=== Der Ausgangstext ===
+ + + +
Rezensiert: Greifen, Grabraub und Gelichter

Greifen, Grabraub und Gelichter - Maike Claußnitzer

Fünf Geschichten entführen in die mittelalterliche Welt von Aquae Calicis, wo Barsakhanen, Diebe und Geister auf ganz unterschiedliche Art und Weise Unruhe stiften. Manchmal allerdings ergeben sich auch Bündnisse und Freundschaften dort, wo man es nicht erwarten würde.

 

Das Leben war zwei, drei Tage lang herrlich gewesen.
– Der Mann, der die Greifen füttert

 

Schon mit Tricontium hat uns Autorin Maike Claußnitzer ihre historisch anmutende Welt Aquae Calicis entführt, die mit einer ruhigen Erzählweise, einem Schuss Fantasy und subtilem Humor zu überzeugen vermag. In der AnthologieGreifen, Grabraub und Gelichter begeben wir uns nun in die selbe Welt und treffen in drei der fünf Geschichten auf bekannte Romanfiguren. Es ist allerdings nicht zwingend nötig den Roman gelesen zu haben, die Geschichten funktionieren auch prima ohne Vorkenntnisse. Wer viel Wert auf Charakterentwicklung legt der wird natürlich mehr Freude an Herrad, Wulfila und den anderen Figuren ausTricontium haben, wenn das Buch vorher bekannt ist. Die Figuren in den beiden Geschichten »Der Mann, der die Greifen füttert« und »Der Weg ins andere Land« sind dagegen neu und hier wird der Charakter der Protagonisten auch stärker herausgearbeitet, so dass plastische Hintergründe entstehen. Seien es nun tapfere Kriegerinnen oder notgedrungene Diebe, alle Personen haben meist eine durchwachsene Vergangenheit, die die Protagonisten glaubhaft erscheinen lässt.

Wie auch im Roman treffen in der Anthologie subtiler Humor und der Ernst des Lebens aufeinander. Es herrscht insgesamt eine versöhnliche Grundstimmung und Konflikte werden zumeist diplomatisch gelöst. Hin und wieder helfen aber auch die besten Worte nichts, da ist dann doch das Schwert gefragt. In Greifen, Grabraub und Gelichter treten dabei Frauen und Männer ganz selbstverständlich gleichberechtigt auf. Ein erfreulicher Umstand der zeigt, wie ausgeglichen die Geschlechterfrage sein kann. So kann der Sohn eines Häuptlings genauso unglücklich und verzweifelt über seine bevorstehende Zwangsheirat mit einer gewalttätigen Räuberin sein, wie eine junge Frau zur schwertschwingenden Vagabundin wird, um eben jenem Schicksal zu entgehen.
+ + + +
=== Die Daten ===
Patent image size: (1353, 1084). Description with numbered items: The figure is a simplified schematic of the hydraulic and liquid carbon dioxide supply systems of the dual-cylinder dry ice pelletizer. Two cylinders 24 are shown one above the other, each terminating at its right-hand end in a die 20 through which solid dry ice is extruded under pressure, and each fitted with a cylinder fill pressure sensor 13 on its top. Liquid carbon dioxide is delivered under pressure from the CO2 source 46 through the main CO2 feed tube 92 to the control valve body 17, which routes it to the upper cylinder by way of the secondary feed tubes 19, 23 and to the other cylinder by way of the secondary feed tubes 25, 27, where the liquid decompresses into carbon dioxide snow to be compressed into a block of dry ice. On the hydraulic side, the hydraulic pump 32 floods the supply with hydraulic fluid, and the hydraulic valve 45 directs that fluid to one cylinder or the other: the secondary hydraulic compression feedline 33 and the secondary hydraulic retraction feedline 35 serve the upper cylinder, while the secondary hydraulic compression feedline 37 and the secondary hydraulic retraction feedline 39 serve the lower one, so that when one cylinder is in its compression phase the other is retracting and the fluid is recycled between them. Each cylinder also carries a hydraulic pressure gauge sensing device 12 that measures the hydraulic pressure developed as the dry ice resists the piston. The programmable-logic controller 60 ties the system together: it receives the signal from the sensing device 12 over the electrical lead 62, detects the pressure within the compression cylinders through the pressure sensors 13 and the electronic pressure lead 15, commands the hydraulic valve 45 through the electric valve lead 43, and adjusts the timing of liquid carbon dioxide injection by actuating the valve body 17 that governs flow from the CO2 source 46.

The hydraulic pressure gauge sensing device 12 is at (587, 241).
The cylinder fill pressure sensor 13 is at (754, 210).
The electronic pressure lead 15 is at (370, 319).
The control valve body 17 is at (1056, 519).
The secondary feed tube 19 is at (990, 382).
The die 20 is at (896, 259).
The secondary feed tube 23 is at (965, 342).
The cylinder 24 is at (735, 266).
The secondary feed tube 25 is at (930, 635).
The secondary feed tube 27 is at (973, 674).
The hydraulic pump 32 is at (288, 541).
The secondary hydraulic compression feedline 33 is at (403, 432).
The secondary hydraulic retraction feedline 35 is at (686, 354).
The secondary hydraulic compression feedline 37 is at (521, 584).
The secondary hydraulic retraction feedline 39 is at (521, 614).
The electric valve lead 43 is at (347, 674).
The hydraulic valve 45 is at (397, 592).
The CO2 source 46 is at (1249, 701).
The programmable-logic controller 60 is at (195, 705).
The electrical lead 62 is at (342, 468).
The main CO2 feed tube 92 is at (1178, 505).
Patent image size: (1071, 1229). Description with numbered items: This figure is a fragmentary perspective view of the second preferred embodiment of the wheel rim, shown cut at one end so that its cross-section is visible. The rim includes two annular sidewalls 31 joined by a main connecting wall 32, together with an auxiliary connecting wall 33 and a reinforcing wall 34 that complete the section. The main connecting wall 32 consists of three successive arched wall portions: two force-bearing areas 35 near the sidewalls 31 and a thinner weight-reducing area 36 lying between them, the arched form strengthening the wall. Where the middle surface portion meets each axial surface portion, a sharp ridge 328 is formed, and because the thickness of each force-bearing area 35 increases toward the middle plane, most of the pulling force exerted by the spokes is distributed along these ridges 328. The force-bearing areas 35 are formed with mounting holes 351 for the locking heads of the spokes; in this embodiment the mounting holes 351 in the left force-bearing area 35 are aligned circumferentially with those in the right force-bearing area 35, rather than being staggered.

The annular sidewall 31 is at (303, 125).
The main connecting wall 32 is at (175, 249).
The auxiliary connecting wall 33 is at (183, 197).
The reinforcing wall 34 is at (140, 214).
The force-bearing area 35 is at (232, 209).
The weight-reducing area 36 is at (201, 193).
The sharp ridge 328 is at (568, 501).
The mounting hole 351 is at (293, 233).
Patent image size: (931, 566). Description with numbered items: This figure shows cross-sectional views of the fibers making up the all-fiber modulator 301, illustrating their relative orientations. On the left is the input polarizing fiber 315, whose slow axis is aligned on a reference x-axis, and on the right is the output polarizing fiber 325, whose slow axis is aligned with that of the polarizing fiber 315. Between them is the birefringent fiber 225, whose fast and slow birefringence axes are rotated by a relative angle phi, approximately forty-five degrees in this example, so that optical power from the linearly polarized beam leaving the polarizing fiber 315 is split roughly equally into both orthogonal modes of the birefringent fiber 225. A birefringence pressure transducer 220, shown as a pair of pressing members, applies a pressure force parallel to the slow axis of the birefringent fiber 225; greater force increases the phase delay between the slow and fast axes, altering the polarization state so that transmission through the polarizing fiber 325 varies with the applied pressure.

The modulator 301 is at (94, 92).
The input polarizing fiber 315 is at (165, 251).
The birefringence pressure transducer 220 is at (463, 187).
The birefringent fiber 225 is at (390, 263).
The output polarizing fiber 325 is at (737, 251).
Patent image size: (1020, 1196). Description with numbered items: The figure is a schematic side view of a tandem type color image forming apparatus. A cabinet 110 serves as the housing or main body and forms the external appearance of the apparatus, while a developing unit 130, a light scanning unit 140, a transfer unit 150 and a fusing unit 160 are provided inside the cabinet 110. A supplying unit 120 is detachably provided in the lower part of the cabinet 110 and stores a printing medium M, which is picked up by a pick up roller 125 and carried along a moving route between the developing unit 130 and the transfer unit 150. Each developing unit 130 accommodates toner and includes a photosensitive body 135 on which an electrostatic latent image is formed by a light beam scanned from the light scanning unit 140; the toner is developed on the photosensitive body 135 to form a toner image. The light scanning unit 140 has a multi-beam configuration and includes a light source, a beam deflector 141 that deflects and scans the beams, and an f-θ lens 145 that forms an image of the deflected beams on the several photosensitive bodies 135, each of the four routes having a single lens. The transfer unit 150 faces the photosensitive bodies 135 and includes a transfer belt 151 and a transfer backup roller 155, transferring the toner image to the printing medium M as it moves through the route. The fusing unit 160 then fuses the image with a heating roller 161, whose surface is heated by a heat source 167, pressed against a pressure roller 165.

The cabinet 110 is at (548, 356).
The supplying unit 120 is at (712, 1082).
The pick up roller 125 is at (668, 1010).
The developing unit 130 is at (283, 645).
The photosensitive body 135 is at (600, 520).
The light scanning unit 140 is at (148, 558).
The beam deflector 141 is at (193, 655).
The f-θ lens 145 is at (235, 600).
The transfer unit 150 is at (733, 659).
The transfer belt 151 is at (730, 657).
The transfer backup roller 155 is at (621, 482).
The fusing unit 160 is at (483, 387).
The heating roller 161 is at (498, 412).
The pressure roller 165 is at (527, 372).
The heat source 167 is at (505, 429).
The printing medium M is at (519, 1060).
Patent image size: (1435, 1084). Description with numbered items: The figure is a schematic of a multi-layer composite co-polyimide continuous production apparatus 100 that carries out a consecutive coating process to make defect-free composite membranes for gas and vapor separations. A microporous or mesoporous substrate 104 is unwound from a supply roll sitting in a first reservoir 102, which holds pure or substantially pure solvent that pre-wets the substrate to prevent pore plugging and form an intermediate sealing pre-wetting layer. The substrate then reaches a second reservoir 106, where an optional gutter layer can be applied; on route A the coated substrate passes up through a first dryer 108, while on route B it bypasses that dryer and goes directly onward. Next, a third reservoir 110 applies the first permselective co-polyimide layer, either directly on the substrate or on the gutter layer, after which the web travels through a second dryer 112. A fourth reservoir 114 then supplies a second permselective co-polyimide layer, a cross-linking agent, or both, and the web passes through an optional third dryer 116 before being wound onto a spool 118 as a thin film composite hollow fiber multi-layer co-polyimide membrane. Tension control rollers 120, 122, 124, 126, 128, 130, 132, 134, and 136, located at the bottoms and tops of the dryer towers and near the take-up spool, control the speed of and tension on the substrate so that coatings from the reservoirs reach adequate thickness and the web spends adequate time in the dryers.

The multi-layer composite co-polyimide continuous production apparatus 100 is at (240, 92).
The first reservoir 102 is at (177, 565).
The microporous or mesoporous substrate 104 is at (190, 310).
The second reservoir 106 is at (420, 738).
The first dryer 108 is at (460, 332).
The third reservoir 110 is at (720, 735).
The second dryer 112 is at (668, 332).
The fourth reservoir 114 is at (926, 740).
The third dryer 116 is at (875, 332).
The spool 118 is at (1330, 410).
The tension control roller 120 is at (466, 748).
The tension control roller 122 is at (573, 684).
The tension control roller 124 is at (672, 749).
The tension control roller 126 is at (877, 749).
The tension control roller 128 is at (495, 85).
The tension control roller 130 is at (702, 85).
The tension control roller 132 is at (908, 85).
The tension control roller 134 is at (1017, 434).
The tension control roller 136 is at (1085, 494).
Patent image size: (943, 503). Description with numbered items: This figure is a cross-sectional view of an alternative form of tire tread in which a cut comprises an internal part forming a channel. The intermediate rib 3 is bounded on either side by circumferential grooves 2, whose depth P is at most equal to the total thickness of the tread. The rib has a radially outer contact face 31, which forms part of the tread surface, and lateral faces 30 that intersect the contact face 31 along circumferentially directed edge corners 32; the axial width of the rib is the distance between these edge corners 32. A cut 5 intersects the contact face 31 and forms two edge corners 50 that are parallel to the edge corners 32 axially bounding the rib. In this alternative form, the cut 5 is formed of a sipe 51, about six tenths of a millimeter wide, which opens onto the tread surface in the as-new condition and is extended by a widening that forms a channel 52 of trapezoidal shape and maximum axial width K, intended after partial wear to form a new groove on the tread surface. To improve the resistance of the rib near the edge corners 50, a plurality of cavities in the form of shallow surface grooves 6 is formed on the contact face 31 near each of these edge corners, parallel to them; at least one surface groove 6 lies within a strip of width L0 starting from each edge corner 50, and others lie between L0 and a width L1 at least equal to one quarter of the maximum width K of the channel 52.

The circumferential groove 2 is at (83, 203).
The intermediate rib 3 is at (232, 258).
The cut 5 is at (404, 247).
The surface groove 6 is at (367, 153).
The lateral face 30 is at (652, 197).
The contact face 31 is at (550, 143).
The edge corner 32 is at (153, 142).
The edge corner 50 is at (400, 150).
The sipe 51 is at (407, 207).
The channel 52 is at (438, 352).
+ + + +
Gib aus der Buchbesprechung die Stelle wortgetreu aus, die mit „Fünf Geschichten entführen“ anfängt und bis einschließlich „nicht erwarten würde.“ weitergeht.

Fünf Geschichten entführen in die mittelalterliche Welt von Aquae Calicis, wo Barsakhanen, Diebe und Geister auf ganz unterschiedliche Art und Weise Unruhe stiften. Manchmal allerdings ergeben sich auch Bündnisse und Freundschaften dort, wo man es nicht erwarten würde.